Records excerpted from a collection
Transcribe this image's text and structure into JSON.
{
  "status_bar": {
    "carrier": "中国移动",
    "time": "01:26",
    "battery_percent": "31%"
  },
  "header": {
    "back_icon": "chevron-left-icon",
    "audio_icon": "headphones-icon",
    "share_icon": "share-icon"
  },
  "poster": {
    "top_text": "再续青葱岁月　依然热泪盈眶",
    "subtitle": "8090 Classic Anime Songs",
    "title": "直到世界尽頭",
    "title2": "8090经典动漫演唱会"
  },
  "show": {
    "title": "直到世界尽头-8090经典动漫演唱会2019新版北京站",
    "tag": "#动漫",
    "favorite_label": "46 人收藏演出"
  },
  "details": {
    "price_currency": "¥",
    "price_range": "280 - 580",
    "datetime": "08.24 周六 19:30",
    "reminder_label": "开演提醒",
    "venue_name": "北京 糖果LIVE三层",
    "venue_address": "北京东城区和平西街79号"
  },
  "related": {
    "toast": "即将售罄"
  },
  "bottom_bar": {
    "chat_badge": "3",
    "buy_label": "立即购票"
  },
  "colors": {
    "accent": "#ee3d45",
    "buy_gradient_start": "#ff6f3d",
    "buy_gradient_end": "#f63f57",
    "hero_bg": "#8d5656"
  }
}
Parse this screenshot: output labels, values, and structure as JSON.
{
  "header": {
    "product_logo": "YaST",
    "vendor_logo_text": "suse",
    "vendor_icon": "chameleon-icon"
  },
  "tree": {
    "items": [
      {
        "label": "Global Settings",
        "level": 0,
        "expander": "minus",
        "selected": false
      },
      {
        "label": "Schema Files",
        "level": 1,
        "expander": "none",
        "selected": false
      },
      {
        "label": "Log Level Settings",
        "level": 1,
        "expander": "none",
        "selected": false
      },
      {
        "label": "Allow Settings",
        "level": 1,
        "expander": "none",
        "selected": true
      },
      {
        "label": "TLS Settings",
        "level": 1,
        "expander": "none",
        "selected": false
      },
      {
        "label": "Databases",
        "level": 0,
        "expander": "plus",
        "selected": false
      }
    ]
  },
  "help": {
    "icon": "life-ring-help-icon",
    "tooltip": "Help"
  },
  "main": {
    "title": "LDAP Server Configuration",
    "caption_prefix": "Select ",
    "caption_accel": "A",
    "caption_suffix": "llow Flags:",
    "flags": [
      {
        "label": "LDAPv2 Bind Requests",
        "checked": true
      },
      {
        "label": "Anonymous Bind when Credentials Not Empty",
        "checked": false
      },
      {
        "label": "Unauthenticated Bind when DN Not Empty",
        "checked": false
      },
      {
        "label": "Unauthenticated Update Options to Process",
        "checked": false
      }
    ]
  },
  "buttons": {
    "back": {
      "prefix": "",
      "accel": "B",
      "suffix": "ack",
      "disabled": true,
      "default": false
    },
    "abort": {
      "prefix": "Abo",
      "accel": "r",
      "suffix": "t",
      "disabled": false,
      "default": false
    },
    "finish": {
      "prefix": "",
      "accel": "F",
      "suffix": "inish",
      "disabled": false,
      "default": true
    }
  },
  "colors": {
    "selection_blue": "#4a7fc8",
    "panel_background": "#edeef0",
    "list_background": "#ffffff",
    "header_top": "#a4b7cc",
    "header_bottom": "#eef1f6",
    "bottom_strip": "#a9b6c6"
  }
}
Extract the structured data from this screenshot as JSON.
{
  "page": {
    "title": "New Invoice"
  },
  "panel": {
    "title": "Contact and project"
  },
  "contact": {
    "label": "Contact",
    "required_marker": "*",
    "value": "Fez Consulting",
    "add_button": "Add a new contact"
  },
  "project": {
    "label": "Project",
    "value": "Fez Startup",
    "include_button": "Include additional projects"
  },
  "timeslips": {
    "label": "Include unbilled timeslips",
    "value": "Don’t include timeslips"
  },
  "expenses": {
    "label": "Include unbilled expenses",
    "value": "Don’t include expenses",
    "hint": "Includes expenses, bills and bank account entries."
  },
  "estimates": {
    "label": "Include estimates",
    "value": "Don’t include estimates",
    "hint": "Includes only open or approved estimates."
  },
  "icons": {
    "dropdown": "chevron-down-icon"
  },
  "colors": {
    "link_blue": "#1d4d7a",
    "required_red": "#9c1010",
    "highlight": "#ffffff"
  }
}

• [The problem]: All of the entries must be quoted exactly; please include each one.

• [Written response]:
Transcribe this image's text and structure into JSON.
{
  "status_bar": {
    "carrier": "中国移动",
    "time": "01:26",
    "battery_percent": "31%"
  },
  "header": {
    "back_icon": "chevron-left-icon",
    "audio_icon": "headphones-icon",
    "share_icon": "share-icon"
  },
  "poster": {
    "top_text": "再续青葱岁月　依然热泪盈眶",
    "subtitle": "8090 Classic Anime Songs",
    "title": "直到世界尽頭",
    "title2": "8090经典动漫演唱会"
  },
  "show": {
    "title": "直到世界尽头-8090经典动漫演唱会2019新版北京站",
    "tag": "#动漫",
    "favorite_label": "46 人收藏演出"
  },
  "details": {
    "price_currency": "¥",
    "price_range": "280 - 580",
    "datetime": "08.24 周六 19:30",
    "reminder_label": "开演提醒",
    "venue_name": "北京 糖果LIVE三层",
    "venue_address": "北京东城区和平西街79号"
  },
  "related": {
    "toast": "即将售罄"
  },
  "bottom_bar": {
    "chat_badge": "3",
    "buy_label": "立即购票"
  },
  "colors": {
    "accent": "#ee3d45",
    "buy_gradient_start": "#ff6f3d",
    "buy_gradient_end": "#f63f57",
    "hero_bg": "#8d5656"
  }
}
Parse this screenshot: output labels, values, and structure as JSON.
{
  "header": {
    "product_logo": "YaST",
    "vendor_logo_text": "suse",
    "vendor_icon": "chameleon-icon"
  },
  "tree": {
    "items": [
      {
        "label": "Global Settings",
        "level": 0,
        "expander": "minus",
        "selected": false
      },
      {
        "label": "Schema Files",
        "level": 1,
        "expander": "none",
        "selected": false
      },
      {
        "label": "Log Level Settings",
        "level": 1,
        "expander": "none",
        "selected": false
      },
      {
        "label": "Allow Settings",
        "level": 1,
        "expander": "none",
        "selected": true
      },
      {
        "label": "TLS Settings",
        "level": 1,
        "expander": "none",
        "selected": false
      },
      {
        "label": "Databases",
        "level": 0,
        "expander": "plus",
        "selected": false
      }
    ]
  },
  "help": {
    "icon": "life-ring-help-icon",
    "tooltip": "Help"
  },
  "main": {
    "title": "LDAP Server Configuration",
    "caption_prefix": "Select ",
    "caption_accel": "A",
    "caption_suffix": "llow Flags:",
    "flags": [
      {
        "label": "LDAPv2 Bind Requests",
        "checked": true
      },
      {
        "label": "Anonymous Bind when Credentials Not Empty",
        "checked": false
      },
      {
        "label": "Unauthenticated Bind when DN Not Empty",
        "checked": false
      },
      {
        "label": "Unauthenticated Update Options to Process",
        "checked": false
      }
    ]
  },
  "buttons": {
    "back": {
      "prefix": "",
      "accel": "B",
      "suffix": "ack",
      "disabled": true,
      "default": false
    },
    "abort": {
      "prefix": "Abo",
      "accel": "r",
      "suffix": "t",
      "disabled": false,
      "default": false
    },
    "finish": {
      "prefix": "",
      "accel": "F",
      "suffix": "inish",
      "disabled": false,
      "default": true
    }
  },
  "colors": {
    "selection_blue": "#4a7fc8",
    "panel_background": "#edeef0",
    "list_background": "#ffffff",
    "header_top": "#a4b7cc",
    "header_bottom": "#eef1f6",
    "bottom_strip": "#a9b6c6"
  }
}
Extract the structured data from this screenshot as JSON.
{
  "page": {
    "title": "New Invoice"
  },
  "panel": {
    "title": "Contact and project"
  },
  "contact": {
    "label": "Contact",
    "required_marker": "*",
    "value": "Fez Consulting",
    "add_button": "Add a new contact"
  },
  "project": {
    "label": "Project",
    "value": "Fez Startup",
    "include_button": "Include additional projects"
  },
  "timeslips": {
    "label": "Include unbilled timeslips",
    "value": "Don’t include timeslips"
  },
  "expenses": {
    "label": "Include unbilled expenses",
    "value": "Don’t include expenses",
    "hint": "Includes expenses, bills and bank account entries."
  },
  "estimates": {
    "label": "Include estimates",
    "value": "Don’t include estimates",
    "hint": "Includes only open or approved estimates."
  },
  "icons": {
    "dropdown": "chevron-down-icon"
  },
  "colors": {
    "link_blue": "#1d4d7a",
    "required_red": "#9c1010",
    "highlight": "#ffffff"
  }
}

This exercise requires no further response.